Requirements: Spot each line in the records below where the word "Divertor" occurs, then copy it.

Dataset rows about figures
□ □ □ □

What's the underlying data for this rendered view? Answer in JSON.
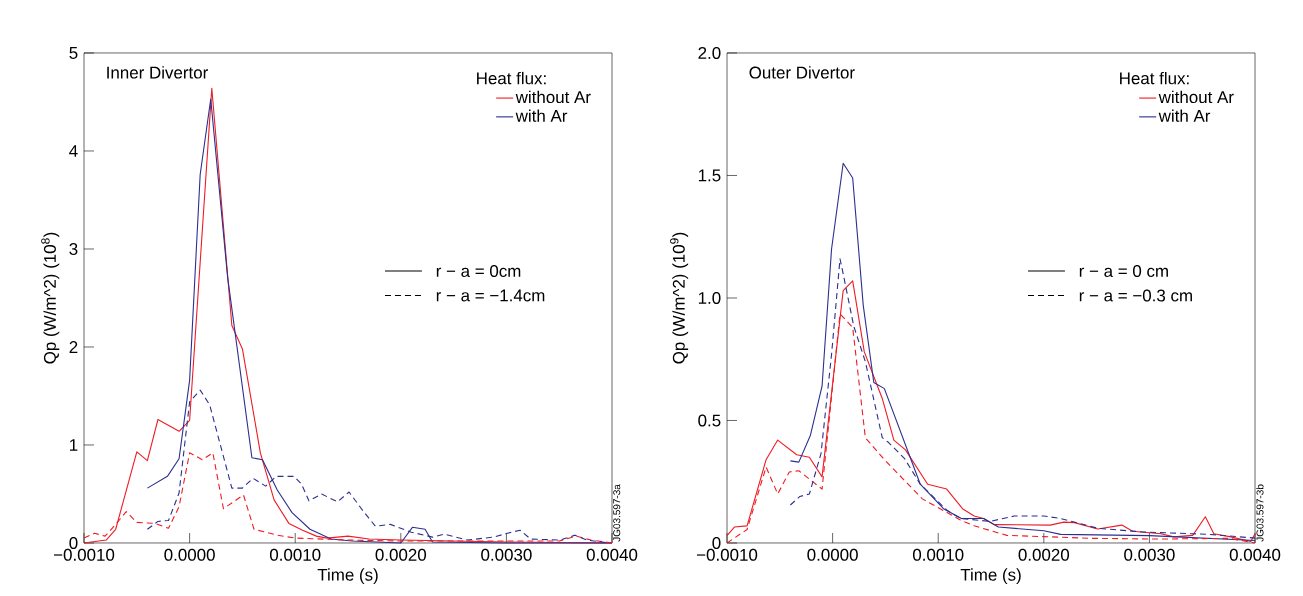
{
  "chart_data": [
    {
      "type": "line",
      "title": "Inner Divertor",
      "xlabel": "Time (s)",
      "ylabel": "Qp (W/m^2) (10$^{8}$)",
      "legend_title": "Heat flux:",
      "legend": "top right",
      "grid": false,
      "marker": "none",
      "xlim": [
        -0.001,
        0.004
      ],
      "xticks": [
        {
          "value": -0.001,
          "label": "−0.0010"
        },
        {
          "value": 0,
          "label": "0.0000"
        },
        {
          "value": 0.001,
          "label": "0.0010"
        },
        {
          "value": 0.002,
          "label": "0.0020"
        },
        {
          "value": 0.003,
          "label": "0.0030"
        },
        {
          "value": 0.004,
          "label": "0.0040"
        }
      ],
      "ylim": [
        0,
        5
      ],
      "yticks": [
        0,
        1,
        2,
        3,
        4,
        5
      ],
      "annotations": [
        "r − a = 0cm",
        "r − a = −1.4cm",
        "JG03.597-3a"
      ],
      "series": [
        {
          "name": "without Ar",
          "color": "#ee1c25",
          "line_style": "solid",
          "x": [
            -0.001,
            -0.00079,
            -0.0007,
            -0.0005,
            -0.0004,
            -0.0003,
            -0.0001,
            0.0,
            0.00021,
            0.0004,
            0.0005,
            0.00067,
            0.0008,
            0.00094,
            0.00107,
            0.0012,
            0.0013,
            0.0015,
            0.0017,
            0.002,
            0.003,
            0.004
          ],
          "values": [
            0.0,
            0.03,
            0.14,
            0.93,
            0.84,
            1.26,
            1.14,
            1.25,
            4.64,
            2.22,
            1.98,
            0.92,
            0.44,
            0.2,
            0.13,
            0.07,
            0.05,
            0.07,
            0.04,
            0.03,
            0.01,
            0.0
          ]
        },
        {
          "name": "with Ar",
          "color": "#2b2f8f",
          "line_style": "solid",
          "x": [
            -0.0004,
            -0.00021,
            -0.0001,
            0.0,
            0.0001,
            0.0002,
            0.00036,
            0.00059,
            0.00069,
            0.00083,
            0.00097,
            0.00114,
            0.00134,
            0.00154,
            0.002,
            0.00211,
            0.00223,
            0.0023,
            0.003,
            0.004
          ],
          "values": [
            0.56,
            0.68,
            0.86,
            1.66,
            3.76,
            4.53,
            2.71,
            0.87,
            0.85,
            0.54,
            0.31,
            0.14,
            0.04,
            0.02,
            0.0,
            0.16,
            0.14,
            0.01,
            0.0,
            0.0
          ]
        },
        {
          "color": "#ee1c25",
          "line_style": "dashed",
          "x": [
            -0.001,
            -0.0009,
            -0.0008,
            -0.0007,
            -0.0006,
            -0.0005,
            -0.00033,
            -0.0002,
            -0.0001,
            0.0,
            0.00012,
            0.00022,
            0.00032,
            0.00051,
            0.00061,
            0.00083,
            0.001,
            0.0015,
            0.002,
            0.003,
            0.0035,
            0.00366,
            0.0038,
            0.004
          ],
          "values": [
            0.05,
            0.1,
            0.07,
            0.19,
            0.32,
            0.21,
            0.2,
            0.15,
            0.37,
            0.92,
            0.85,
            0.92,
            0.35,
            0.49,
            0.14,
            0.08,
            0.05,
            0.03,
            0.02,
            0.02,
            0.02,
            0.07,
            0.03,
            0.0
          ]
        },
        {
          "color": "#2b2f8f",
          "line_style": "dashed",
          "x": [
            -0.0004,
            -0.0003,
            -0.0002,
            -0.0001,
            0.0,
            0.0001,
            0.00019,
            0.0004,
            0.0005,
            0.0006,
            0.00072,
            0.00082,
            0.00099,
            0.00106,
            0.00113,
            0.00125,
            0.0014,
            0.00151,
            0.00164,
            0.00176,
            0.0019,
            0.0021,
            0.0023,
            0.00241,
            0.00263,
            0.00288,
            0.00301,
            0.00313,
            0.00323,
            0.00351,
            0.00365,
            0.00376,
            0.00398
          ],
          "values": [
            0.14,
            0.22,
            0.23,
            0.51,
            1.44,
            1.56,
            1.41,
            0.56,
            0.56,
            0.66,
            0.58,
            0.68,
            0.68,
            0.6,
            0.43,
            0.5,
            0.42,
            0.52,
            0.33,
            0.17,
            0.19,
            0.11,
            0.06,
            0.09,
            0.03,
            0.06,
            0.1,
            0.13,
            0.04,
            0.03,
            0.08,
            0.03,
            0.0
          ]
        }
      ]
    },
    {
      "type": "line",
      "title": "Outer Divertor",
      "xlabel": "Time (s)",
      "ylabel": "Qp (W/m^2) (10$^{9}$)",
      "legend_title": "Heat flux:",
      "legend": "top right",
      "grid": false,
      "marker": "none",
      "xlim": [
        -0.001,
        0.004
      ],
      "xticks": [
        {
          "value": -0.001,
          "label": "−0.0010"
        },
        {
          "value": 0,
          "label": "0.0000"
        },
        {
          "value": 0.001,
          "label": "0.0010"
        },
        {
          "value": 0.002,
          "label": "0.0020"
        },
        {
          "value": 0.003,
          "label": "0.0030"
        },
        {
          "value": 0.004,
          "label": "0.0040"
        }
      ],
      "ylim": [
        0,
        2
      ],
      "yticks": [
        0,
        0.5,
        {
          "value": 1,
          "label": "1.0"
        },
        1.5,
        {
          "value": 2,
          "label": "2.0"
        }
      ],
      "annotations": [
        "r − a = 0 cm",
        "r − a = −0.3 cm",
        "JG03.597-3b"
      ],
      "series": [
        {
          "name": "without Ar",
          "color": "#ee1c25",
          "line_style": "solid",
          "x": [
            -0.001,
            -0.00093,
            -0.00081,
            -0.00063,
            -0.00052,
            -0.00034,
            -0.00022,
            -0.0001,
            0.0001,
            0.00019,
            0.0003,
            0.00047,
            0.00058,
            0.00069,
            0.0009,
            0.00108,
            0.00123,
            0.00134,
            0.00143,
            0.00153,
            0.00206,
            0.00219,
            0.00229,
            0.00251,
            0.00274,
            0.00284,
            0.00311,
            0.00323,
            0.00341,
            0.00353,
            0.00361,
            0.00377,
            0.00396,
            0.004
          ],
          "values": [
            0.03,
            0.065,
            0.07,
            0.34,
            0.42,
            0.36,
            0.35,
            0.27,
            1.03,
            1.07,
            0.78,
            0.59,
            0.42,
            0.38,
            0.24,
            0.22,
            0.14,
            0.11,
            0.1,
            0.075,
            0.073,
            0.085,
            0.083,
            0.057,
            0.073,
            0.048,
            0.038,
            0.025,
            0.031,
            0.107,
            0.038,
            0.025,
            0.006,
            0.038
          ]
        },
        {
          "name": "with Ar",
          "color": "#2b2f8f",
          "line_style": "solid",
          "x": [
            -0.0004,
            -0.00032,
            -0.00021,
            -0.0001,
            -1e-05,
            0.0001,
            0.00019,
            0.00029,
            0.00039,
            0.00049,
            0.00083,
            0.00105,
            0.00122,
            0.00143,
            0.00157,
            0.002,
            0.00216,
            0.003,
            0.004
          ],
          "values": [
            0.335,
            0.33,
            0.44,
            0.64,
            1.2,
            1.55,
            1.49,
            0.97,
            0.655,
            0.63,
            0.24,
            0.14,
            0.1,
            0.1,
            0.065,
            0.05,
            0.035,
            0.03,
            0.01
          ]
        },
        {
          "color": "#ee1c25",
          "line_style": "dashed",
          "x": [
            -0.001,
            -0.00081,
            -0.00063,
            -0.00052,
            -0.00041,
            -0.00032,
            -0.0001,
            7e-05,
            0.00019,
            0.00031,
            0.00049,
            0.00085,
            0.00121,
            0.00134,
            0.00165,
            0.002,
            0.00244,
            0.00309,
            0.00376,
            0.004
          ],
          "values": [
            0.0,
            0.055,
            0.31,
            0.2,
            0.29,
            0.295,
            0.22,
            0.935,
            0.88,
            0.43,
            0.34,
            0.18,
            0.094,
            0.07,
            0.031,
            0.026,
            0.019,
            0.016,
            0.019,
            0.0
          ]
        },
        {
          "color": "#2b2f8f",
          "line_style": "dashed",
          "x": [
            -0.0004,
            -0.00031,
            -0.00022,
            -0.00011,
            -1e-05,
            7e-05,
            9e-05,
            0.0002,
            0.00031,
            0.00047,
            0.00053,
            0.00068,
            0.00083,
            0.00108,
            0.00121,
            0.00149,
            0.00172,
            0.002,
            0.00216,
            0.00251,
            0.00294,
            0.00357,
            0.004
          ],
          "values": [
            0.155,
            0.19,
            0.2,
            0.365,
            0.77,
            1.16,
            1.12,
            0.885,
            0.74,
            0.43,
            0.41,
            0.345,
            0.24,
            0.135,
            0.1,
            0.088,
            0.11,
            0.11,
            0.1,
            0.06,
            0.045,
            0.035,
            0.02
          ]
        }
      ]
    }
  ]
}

□ □ □ □

Output of the exercise:
      "title": "Inner Divertor",
      "title": "Outer Divertor",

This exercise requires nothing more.